:: REQUIREMENT ::
Check every line below for the string "Limit", and copy the lines that contain it.
─── SUPPLIED MATERIAL ───
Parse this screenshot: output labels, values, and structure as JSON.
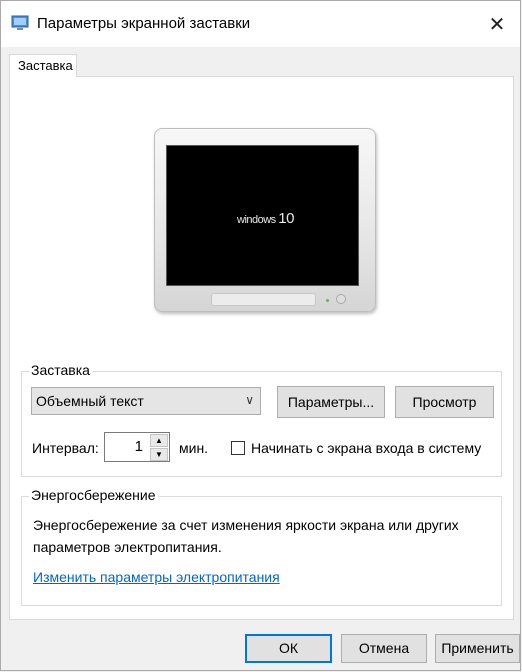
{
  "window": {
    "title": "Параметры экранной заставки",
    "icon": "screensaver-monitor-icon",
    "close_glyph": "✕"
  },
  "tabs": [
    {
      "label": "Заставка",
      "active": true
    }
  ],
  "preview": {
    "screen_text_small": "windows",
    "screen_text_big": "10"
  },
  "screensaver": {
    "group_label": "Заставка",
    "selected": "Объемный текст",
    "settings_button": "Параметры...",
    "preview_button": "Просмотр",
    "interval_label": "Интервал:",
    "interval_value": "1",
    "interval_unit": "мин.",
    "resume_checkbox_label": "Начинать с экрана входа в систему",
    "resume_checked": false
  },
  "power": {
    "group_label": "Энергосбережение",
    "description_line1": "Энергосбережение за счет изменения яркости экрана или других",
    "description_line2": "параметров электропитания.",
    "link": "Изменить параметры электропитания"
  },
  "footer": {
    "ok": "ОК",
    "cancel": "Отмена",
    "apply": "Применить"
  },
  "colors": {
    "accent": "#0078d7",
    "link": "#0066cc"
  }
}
───
─── SUPPLIED MATERIAL ───
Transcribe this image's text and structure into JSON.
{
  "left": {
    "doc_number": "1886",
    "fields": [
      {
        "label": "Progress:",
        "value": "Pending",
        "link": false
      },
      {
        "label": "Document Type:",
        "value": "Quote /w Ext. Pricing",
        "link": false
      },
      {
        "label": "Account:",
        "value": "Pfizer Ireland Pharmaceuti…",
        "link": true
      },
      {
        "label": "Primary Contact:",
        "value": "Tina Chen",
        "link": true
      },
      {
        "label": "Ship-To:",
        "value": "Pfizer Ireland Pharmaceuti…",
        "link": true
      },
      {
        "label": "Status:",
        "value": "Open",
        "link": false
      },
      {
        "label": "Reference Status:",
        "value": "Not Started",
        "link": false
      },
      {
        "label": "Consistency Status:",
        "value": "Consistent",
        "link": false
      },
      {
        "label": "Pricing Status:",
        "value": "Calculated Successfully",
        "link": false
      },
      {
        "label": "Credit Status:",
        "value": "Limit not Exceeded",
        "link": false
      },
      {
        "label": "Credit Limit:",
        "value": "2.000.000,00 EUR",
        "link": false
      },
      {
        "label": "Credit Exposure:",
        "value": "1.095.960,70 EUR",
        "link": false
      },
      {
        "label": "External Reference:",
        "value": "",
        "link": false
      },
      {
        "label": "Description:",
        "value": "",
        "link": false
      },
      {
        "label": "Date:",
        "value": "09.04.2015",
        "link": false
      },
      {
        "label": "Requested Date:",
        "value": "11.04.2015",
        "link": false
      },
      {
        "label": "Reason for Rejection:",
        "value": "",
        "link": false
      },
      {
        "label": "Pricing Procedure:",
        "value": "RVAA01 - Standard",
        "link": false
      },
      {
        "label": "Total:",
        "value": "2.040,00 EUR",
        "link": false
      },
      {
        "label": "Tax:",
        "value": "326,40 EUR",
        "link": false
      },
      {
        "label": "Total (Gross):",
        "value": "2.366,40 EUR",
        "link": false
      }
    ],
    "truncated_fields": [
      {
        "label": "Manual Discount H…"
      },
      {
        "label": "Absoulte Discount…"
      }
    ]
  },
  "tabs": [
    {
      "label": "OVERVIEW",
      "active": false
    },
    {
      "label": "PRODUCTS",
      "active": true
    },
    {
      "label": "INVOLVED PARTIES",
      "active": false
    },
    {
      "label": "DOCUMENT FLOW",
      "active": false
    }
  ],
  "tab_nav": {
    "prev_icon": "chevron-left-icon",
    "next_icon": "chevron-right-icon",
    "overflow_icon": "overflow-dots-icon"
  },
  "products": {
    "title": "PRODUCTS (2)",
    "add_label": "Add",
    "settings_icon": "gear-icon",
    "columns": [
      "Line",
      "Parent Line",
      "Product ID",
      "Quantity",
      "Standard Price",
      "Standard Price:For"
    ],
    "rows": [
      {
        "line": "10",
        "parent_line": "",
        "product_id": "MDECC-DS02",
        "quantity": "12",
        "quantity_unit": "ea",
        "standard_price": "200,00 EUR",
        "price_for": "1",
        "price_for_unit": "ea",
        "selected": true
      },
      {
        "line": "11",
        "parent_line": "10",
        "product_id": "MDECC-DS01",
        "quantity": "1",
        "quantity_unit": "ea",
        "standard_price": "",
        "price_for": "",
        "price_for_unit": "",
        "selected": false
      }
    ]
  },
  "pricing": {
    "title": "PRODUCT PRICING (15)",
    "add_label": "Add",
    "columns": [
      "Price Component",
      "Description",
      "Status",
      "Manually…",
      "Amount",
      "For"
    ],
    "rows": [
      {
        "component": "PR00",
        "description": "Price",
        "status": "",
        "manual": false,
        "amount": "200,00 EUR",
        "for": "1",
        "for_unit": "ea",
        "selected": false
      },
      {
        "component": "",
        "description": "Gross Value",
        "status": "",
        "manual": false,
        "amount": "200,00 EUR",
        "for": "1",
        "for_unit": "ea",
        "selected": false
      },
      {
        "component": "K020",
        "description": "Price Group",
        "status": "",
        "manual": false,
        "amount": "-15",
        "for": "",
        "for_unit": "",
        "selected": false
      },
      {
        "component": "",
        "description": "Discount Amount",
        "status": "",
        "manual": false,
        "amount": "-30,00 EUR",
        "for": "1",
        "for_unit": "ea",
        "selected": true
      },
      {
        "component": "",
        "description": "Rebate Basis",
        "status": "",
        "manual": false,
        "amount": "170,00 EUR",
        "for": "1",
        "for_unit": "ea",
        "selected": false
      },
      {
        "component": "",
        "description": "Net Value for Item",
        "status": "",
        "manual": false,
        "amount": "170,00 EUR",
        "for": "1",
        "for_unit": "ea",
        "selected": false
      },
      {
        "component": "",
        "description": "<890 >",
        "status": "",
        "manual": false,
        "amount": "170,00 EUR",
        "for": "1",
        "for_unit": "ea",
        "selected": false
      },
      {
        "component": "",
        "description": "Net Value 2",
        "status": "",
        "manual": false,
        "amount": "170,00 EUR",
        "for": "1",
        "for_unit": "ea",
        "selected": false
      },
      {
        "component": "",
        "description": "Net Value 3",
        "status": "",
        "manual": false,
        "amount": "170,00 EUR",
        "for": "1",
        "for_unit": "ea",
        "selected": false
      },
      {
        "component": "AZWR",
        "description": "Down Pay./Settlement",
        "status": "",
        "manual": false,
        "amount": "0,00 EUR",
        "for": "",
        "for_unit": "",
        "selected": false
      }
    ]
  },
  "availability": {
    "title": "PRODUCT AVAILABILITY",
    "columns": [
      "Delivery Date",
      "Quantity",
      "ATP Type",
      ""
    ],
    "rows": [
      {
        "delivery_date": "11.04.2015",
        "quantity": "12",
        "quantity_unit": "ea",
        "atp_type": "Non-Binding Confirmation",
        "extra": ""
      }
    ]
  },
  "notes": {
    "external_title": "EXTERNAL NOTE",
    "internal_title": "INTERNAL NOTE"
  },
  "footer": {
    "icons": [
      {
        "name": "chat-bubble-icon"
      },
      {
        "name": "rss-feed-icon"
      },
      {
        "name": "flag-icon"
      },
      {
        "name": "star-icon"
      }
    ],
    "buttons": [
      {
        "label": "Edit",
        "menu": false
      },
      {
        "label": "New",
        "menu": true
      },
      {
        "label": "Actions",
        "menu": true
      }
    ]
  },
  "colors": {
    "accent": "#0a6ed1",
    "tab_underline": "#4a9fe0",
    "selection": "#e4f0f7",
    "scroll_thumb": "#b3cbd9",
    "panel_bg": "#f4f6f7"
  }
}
───
─── SUPPLIED MATERIAL ───
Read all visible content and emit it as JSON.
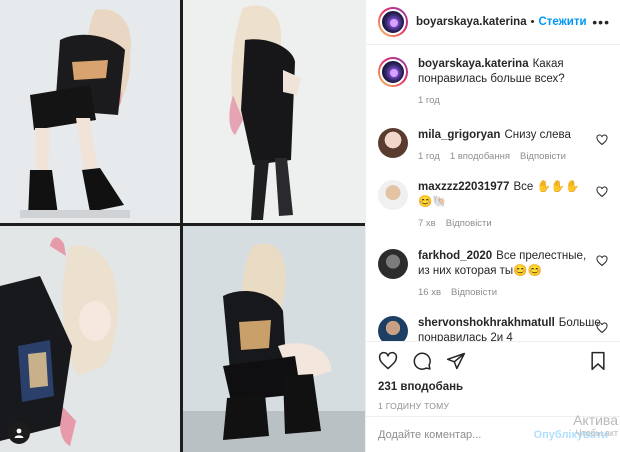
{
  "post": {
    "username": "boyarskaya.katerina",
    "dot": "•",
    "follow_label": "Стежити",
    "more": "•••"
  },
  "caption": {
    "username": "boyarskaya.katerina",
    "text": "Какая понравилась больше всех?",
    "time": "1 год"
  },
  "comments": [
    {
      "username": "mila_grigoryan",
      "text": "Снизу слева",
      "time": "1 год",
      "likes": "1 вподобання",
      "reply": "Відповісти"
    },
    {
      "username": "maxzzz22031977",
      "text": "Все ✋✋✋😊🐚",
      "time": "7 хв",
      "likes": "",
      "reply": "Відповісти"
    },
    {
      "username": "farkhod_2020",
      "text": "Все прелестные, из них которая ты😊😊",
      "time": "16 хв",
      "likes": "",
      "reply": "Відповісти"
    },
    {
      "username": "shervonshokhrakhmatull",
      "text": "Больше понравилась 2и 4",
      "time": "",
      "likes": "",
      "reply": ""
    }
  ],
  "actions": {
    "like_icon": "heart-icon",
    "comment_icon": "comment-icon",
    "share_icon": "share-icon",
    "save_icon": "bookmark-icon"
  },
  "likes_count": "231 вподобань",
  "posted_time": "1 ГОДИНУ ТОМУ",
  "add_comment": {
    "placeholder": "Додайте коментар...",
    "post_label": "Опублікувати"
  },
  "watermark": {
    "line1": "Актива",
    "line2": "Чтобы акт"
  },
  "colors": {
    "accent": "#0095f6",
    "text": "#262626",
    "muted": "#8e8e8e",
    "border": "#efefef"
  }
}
───
:: CORRECT RESPONSE ::
        "value": "Limit not Exceeded",
        "label": "Credit Limit:",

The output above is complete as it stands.